§ **Selected extract**:
[BEGIN]

Some time ago I asked why we talk about nodes in PS trees as mothers and
daughters, with three sub-questions as the agenda:
 
 
Q1 Why family relations at all, given that `daughters' are *parts* of their
`mothers'?
Q2 Why female?
Q3 Why family relations at all, given that people have two parents, not just
one?
 
Thanks to the people listed at the end of this message for their answers.
 
 
 
Q1 Why family relations at all?
 
 
No clear answer to this, but one message assumed I was talking about
historical trees, which raises the obvious possibility that linguists
looking for syntactic diagramming techniques knew about trees for showing
language `families' in historical linguistics and took them over. However,
maybe Chomsky invented trees (sharing this distinction with
Tesnie`re, who used the trees in a much more obvious way for dependencies
rather than for part-whole relations). If so, maybe he got them from graph
theory in maths? I'm out of my depth.
 
 
Q2 Why female?

[END]

§ **Exercises**:
a - Output the section of the post on tree-node terminology from "Q3 Why family" to "for their answers.", word for word.
b - Filter the records below down to the lines that contain the string "header", and copy each of those lines unchanged.

§ **Data lines**:

[BEGIN]

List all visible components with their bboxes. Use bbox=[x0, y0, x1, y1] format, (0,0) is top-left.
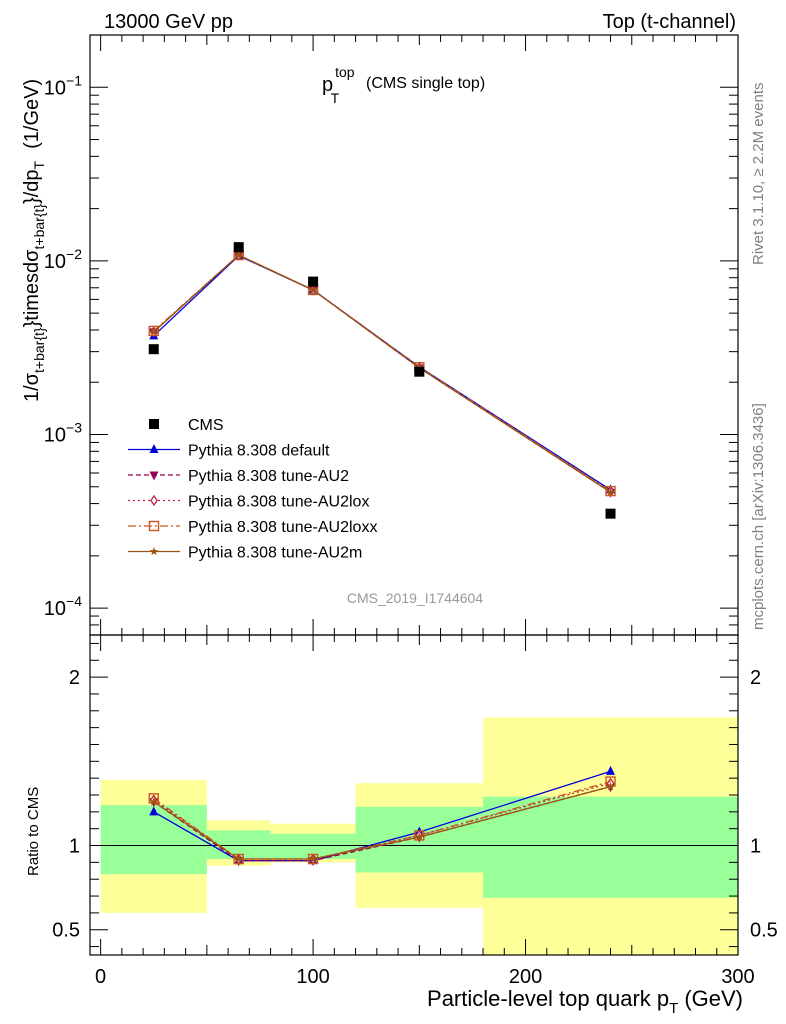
series-point bbox=[605, 485, 616, 497]
legend-marker bbox=[149, 547, 159, 556]
cms-data-point bbox=[148, 344, 159, 355]
y-axis-label-bottom: Ratio to CMS bbox=[25, 787, 42, 876]
axis-ticks: 0 100 200 300 10−1 10−2 10−3 10−4 0.5 0.5 1 1 2 2 bbox=[44, 34, 778, 988]
y-tick-label-bottom: 0.5 bbox=[52, 920, 80, 942]
x-tick-label: 0 bbox=[95, 966, 106, 988]
x-tick-label: 100 bbox=[296, 966, 329, 988]
ratio-series-point bbox=[234, 854, 243, 863]
y-tick-label-top: 10−3 bbox=[44, 419, 82, 446]
series-point bbox=[606, 487, 615, 496]
header-right: Top (t-channel) bbox=[603, 11, 736, 33]
legend-label: Pythia 8.308 default bbox=[188, 443, 330, 460]
y-tick-label-bottom-right: 0.5 bbox=[750, 920, 778, 942]
plot-title: ptop T bbox=[322, 64, 355, 106]
top-series-group bbox=[148, 242, 616, 519]
legend-label: Pythia 8.308 tune-AU2loxx bbox=[188, 519, 377, 536]
ratio-series-point bbox=[606, 782, 615, 791]
cms-data-point bbox=[233, 242, 244, 253]
legend-marker bbox=[148, 520, 160, 532]
series-point bbox=[148, 325, 159, 337]
y-tick-label-bottom: 1 bbox=[69, 836, 80, 858]
analysis-watermark: CMS_2019_I1744604 bbox=[347, 590, 483, 606]
cms-data-point bbox=[414, 366, 425, 377]
ratio-series-point bbox=[149, 797, 159, 806]
y-tick-label-top: 10−1 bbox=[44, 72, 82, 99]
y-tick-label-bottom-right: 2 bbox=[750, 667, 761, 689]
y-axis-label-top: 1/σt+bar{t}}timesdσt+bar{t}}/dpT(1/GeV) bbox=[21, 79, 47, 402]
legend-label-cms: CMS bbox=[188, 417, 224, 434]
x-axis-label: Particle-level top quark pT (GeV) bbox=[427, 986, 743, 1017]
y-tick-label-bottom-right: 1 bbox=[750, 836, 761, 858]
series-point bbox=[308, 285, 318, 294]
ratio-band-inner bbox=[100, 805, 207, 875]
ratio-bands bbox=[100, 717, 738, 955]
legend-marker bbox=[149, 471, 159, 481]
series-point bbox=[149, 327, 159, 336]
x-tick-label: 200 bbox=[509, 966, 542, 988]
ratio-series-group bbox=[148, 765, 616, 867]
legend: CMS Pythia 8.308 default Pythia 8.308 tune… bbox=[128, 417, 377, 562]
cms-data-point bbox=[605, 508, 616, 519]
header-left: 13000 GeV pp bbox=[104, 11, 233, 33]
legend-marker bbox=[149, 444, 159, 453]
x-tick-label: 300 bbox=[721, 966, 754, 988]
legend-marker bbox=[150, 494, 158, 507]
legend-label: Pythia 8.308 tune-AU2m bbox=[188, 545, 362, 562]
mcplots-label: mcplots.cern.ch [arXiv:1306.3436] bbox=[750, 403, 767, 630]
ratio-band-inner bbox=[483, 796, 738, 898]
y-tick-label-top: 10−2 bbox=[44, 246, 82, 273]
rivet-label: Rivet 3.1.10, ≥ 2.2M events bbox=[750, 83, 767, 266]
ratio-series-point bbox=[606, 765, 616, 775]
ratio-series-point bbox=[415, 832, 424, 841]
series-point bbox=[234, 250, 243, 259]
legend-marker-cms bbox=[149, 419, 159, 429]
legend-label: Pythia 8.308 tune-AU2lox bbox=[188, 494, 369, 511]
ratio-series-point bbox=[149, 806, 159, 816]
ratio-series-point bbox=[308, 854, 318, 863]
cms-data-point bbox=[308, 276, 319, 287]
y-tick-label-top: 10−4 bbox=[44, 593, 82, 620]
legend-label: Pythia 8.308 tune-AU2 bbox=[188, 468, 349, 485]
plot-title-extra: (CMS single top) bbox=[366, 75, 485, 92]
y-tick-label-bottom: 2 bbox=[69, 667, 80, 689]
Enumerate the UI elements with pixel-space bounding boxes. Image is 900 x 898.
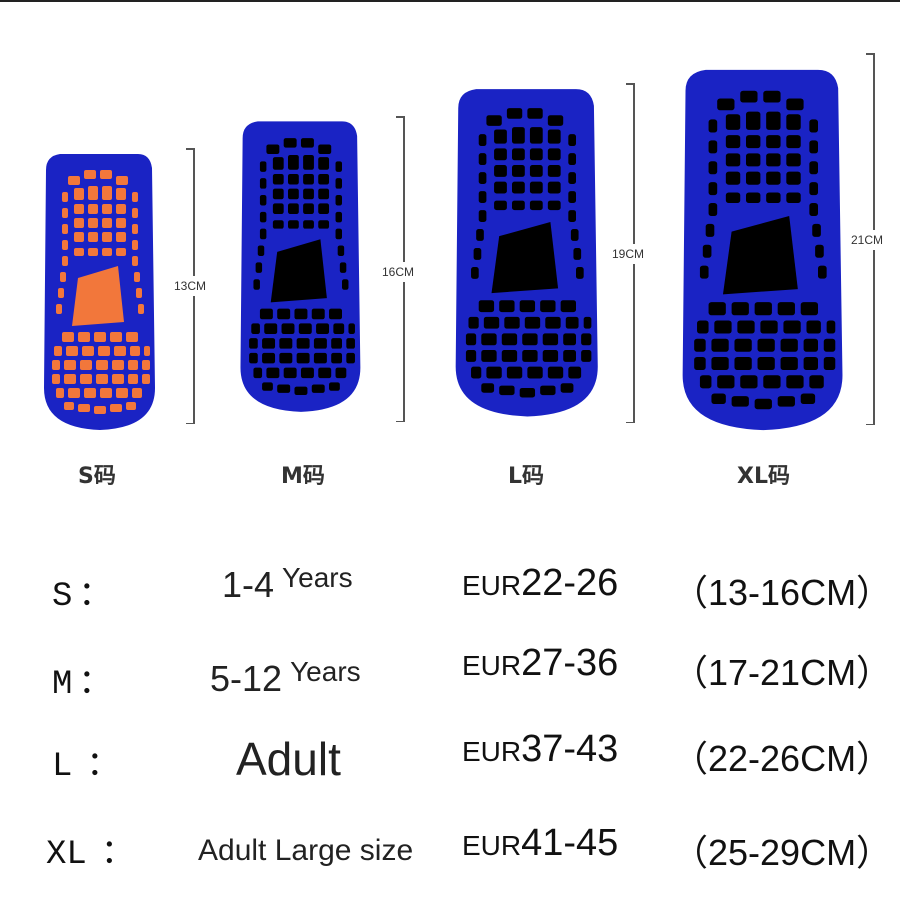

[END]

§ **Responses per task**:
a -
Q3 Why family relations at all, given that people have two parents, not just
one?
 
Thanks to the people listed at the end of this message for their answers.

b -
header-right: Top (t-channel) bbox=[603, 11, 736, 33]
header-left: 13000 GeV pp bbox=[104, 11, 233, 33]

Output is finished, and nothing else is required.